Reproduce every line of the material below, but drop the pictures.

>> Start

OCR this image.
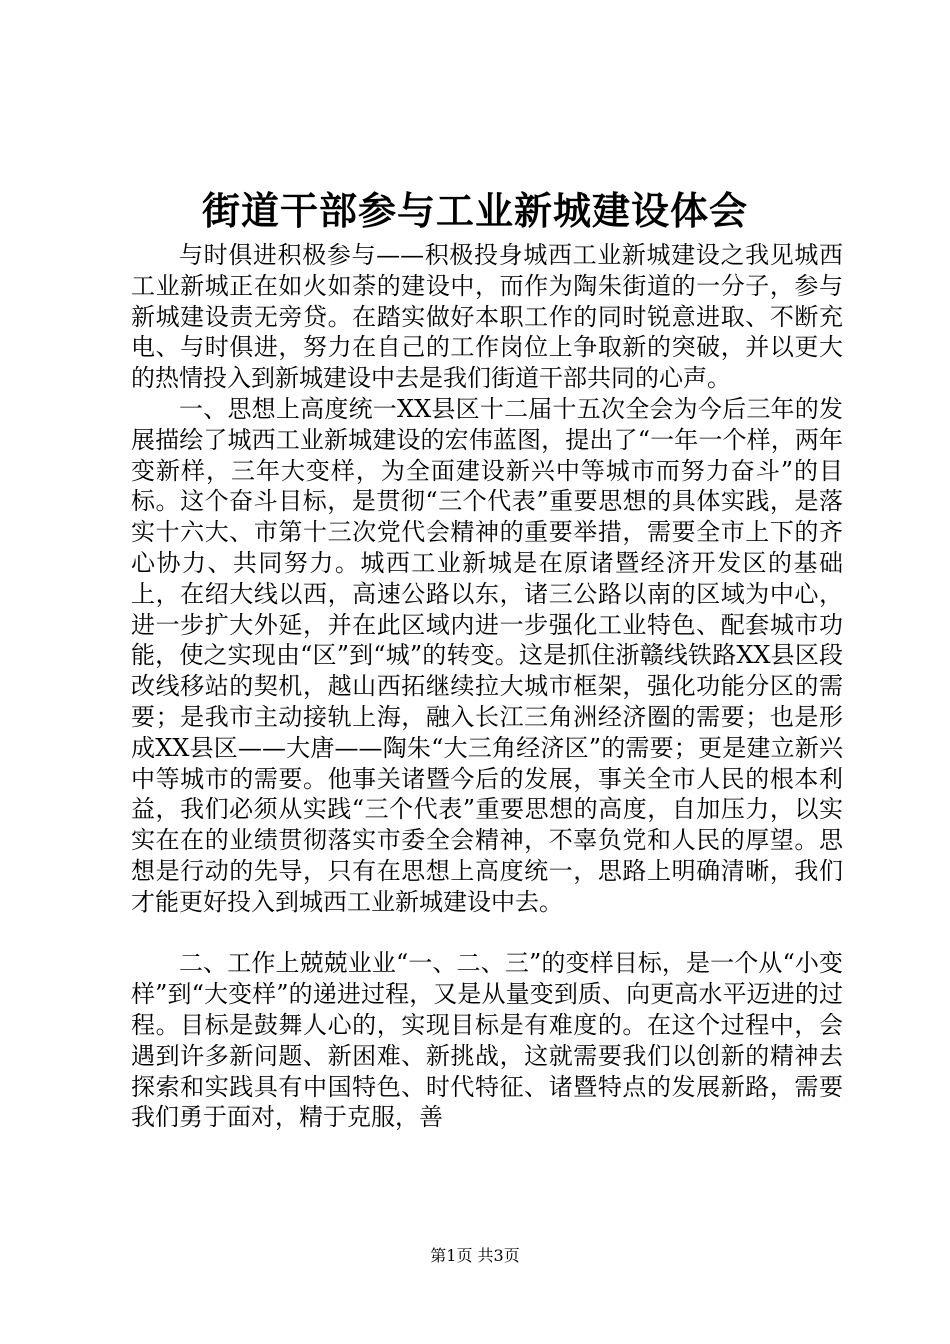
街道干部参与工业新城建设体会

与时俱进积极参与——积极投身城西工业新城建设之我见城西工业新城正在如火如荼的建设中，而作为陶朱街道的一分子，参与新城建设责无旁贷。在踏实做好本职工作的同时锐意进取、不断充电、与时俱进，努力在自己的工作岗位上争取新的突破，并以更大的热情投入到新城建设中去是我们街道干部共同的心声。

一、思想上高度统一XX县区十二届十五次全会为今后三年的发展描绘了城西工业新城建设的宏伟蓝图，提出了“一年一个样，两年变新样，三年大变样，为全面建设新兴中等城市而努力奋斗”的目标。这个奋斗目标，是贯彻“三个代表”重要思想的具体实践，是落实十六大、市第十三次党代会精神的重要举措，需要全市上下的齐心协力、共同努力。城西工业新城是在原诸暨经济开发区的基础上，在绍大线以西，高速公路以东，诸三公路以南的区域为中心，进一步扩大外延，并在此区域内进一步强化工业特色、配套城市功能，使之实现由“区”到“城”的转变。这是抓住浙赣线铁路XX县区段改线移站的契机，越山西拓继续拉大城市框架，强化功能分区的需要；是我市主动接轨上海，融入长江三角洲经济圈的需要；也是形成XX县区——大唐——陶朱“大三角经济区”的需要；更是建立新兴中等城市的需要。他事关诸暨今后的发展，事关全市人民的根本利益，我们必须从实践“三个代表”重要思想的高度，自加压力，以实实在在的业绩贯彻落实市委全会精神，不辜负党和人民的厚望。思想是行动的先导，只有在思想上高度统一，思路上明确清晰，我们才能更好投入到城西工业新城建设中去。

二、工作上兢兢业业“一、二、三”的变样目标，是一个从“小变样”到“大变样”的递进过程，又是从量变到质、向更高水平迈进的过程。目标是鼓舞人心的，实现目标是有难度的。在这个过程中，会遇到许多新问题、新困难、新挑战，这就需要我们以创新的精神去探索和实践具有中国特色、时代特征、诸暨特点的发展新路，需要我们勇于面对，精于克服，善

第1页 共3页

>> End

Final answer:
OCR this image.
街道干部参与工业新城建设体会

与时俱进积极参与——积极投身城西工业新城建设之我见城西工业新城正在如火如荼的建设中，而作为陶朱街道的一分子，参与新城建设责无旁贷。在踏实做好本职工作的同时锐意进取、不断充电、与时俱进，努力在自己的工作岗位上争取新的突破，并以更大的热情投入到新城建设中去是我们街道干部共同的心声。

一、思想上高度统一XX县区十二届十五次全会为今后三年的发展描绘了城西工业新城建设的宏伟蓝图，提出了“一年一个样，两年变新样，三年大变样，为全面建设新兴中等城市而努力奋斗”的目标。这个奋斗目标，是贯彻“三个代表”重要思想的具体实践，是落实十六大、市第十三次党代会精神的重要举措，需要全市上下的齐心协力、共同努力。城西工业新城是在原诸暨经济开发区的基础上，在绍大线以西，高速公路以东，诸三公路以南的区域为中心，进一步扩大外延，并在此区域内进一步强化工业特色、配套城市功能，使之实现由“区”到“城”的转变。这是抓住浙赣线铁路XX县区段改线移站的契机，越山西拓继续拉大城市框架，强化功能分区的需要；是我市主动接轨上海，融入长江三角洲经济圈的需要；也是形成XX县区——大唐——陶朱“大三角经济区”的需要；更是建立新兴中等城市的需要。他事关诸暨今后的发展，事关全市人民的根本利益，我们必须从实践“三个代表”重要思想的高度，自加压力，以实实在在的业绩贯彻落实市委全会精神，不辜负党和人民的厚望。思想是行动的先导，只有在思想上高度统一，思路上明确清晰，我们才能更好投入到城西工业新城建设中去。

二、工作上兢兢业业“一、二、三”的变样目标，是一个从“小变样”到“大变样”的递进过程，又是从量变到质、向更高水平迈进的过程。目标是鼓舞人心的，实现目标是有难度的。在这个过程中，会遇到许多新问题、新困难、新挑战，这就需要我们以创新的精神去探索和实践具有中国特色、时代特征、诸暨特点的发展新路，需要我们勇于面对，精于克服，善

第1页 共3页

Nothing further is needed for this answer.